Output solely the number of lines containing the string "this".

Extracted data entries
--------------------

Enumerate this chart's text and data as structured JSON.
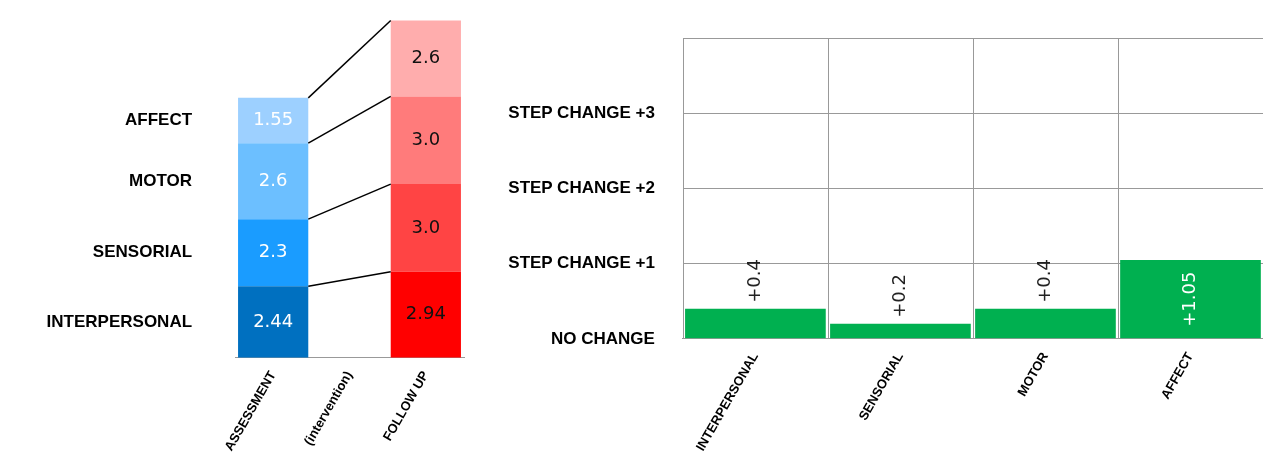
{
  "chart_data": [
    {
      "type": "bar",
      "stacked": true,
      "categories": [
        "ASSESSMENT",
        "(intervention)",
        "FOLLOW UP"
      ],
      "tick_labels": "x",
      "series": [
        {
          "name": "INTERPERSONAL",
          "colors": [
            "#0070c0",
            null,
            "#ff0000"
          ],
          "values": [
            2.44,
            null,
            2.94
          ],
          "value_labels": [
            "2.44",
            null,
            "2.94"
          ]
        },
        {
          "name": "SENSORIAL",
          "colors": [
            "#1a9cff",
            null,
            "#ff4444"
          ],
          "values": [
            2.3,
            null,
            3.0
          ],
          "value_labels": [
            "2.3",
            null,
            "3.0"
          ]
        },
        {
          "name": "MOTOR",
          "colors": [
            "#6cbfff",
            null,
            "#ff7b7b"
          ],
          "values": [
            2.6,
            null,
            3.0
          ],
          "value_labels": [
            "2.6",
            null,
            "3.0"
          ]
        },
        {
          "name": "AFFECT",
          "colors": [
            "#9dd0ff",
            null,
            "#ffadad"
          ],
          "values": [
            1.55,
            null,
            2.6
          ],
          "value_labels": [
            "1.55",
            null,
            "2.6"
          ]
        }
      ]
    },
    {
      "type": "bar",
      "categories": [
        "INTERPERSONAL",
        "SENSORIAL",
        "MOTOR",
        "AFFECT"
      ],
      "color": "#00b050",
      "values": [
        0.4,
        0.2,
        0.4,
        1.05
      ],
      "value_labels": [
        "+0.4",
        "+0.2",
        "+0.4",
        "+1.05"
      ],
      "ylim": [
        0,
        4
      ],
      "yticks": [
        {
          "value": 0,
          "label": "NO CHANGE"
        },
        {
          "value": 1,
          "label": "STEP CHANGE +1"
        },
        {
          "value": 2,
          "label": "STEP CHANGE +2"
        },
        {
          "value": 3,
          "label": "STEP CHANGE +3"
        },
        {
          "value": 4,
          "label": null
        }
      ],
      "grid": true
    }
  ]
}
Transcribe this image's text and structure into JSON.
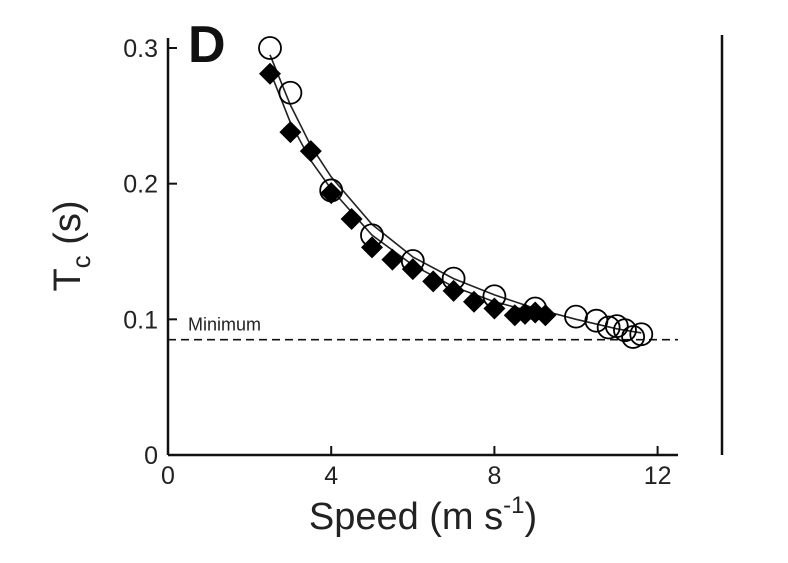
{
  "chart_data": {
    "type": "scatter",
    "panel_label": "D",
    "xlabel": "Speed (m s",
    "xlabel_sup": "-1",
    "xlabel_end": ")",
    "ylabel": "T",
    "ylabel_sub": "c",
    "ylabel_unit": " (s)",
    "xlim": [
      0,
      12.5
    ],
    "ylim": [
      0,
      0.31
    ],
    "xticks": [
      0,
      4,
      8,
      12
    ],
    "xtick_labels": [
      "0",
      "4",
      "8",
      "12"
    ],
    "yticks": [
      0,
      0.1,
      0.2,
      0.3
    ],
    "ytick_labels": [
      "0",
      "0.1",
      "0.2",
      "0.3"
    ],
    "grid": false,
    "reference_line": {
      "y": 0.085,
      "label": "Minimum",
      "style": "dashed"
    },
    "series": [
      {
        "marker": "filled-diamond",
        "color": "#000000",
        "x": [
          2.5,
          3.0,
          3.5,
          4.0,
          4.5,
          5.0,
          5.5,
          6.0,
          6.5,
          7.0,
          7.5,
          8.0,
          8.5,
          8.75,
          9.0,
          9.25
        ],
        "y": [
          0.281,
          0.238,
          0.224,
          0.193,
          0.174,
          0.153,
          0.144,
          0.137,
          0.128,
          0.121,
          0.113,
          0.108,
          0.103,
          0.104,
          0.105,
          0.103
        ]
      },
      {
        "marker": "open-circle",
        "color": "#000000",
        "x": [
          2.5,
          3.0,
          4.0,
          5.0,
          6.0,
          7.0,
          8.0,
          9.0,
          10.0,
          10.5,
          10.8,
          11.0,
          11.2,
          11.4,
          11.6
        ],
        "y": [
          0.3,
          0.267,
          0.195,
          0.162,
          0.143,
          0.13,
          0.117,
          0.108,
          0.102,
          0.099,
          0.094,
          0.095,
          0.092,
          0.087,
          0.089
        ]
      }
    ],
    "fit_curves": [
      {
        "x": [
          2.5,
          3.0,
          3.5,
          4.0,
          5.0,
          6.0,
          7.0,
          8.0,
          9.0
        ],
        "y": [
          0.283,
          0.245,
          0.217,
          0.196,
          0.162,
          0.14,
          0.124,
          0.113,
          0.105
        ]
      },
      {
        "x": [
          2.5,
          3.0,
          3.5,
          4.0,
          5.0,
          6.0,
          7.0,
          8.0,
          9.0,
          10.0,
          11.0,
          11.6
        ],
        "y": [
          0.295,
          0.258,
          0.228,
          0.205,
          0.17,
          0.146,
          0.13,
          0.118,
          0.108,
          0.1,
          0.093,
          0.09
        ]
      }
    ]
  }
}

--------------------

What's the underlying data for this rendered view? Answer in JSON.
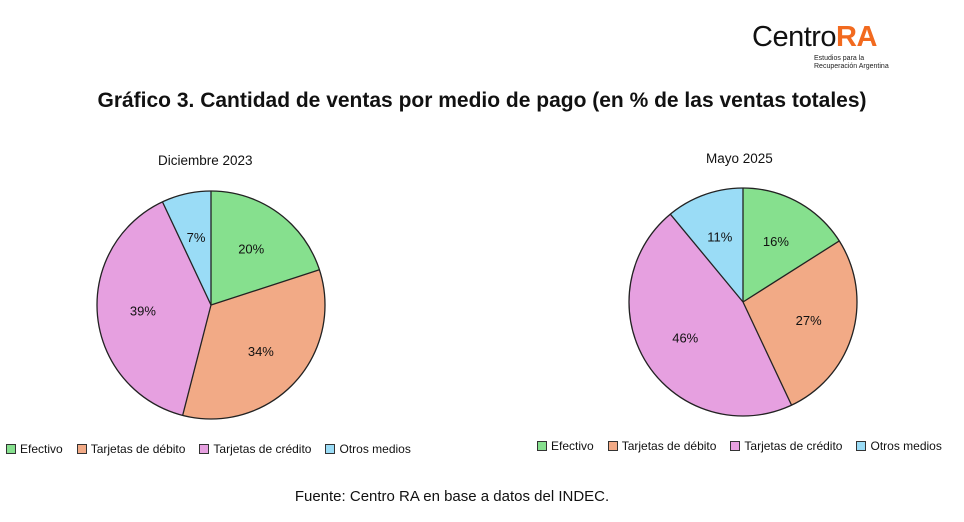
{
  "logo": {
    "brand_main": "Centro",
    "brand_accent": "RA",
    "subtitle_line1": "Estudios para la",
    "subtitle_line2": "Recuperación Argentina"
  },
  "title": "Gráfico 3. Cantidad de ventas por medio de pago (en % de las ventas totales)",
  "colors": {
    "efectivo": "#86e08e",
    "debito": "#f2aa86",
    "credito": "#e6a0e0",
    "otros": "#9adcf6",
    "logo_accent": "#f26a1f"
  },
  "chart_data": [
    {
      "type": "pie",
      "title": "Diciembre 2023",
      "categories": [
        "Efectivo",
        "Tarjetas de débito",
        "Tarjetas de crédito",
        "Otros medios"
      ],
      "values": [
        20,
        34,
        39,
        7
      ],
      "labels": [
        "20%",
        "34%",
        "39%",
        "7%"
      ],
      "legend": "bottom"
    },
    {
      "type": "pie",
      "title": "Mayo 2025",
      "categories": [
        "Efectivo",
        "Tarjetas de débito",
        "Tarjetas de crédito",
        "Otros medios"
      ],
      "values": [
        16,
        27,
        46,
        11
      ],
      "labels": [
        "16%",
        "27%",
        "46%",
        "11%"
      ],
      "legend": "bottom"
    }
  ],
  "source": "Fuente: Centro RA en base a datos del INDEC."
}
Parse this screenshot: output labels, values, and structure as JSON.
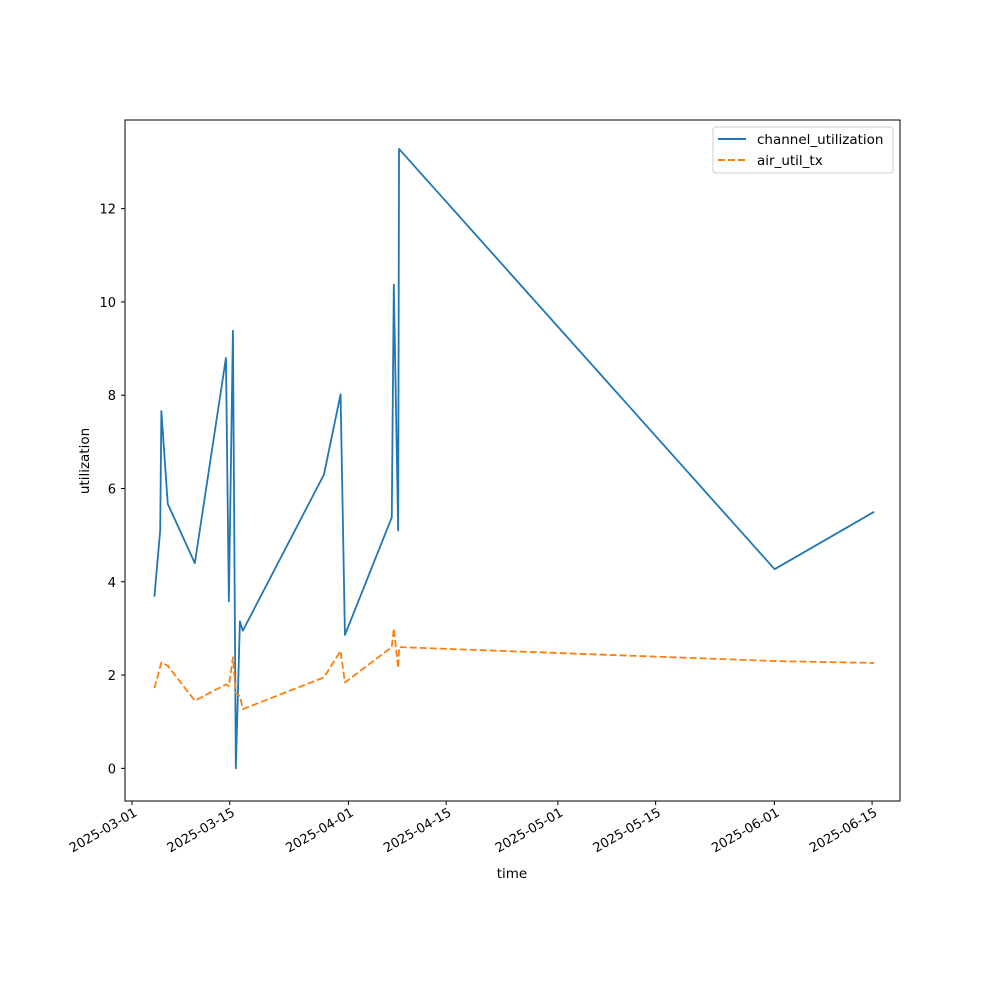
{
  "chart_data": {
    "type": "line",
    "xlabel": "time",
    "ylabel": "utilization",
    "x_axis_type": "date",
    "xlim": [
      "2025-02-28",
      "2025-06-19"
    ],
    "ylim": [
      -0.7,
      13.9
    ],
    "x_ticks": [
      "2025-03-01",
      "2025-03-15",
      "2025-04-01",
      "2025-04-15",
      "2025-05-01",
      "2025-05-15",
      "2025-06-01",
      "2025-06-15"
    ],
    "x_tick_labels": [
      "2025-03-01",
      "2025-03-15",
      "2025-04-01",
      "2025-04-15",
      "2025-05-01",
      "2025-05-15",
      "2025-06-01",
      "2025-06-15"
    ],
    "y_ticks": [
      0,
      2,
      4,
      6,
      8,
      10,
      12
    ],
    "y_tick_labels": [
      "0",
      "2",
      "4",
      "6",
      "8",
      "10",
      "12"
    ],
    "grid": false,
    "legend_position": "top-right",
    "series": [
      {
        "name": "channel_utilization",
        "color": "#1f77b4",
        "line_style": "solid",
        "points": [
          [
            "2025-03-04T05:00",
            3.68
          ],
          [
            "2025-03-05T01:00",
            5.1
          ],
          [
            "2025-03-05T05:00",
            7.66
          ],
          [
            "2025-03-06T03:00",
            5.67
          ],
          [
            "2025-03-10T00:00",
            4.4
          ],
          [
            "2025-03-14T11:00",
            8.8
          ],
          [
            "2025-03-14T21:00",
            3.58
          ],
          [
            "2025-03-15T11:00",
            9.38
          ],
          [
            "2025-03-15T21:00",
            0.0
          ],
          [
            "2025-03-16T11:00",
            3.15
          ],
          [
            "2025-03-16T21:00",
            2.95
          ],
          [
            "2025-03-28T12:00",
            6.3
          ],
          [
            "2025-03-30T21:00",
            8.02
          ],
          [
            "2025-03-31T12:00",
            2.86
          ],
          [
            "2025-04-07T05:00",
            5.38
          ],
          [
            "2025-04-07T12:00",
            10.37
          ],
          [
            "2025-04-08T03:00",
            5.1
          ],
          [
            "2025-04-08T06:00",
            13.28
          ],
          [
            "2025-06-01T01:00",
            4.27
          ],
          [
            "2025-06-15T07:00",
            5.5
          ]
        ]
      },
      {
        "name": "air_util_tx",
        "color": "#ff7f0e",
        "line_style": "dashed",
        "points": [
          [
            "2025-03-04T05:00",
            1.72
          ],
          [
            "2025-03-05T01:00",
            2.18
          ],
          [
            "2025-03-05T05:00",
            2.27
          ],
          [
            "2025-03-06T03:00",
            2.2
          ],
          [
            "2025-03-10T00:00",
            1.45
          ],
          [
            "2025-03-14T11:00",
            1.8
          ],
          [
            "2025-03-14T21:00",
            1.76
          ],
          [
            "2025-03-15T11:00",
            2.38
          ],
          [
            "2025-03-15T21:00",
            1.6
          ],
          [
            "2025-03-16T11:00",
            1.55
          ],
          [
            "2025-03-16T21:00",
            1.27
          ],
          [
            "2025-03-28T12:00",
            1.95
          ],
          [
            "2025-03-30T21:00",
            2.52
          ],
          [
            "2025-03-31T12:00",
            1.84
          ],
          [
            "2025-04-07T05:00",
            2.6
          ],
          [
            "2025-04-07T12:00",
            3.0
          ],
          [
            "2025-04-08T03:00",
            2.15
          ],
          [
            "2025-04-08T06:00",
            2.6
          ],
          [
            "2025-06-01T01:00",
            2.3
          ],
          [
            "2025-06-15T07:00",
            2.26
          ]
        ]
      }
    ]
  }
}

--------------------

**Task result**
4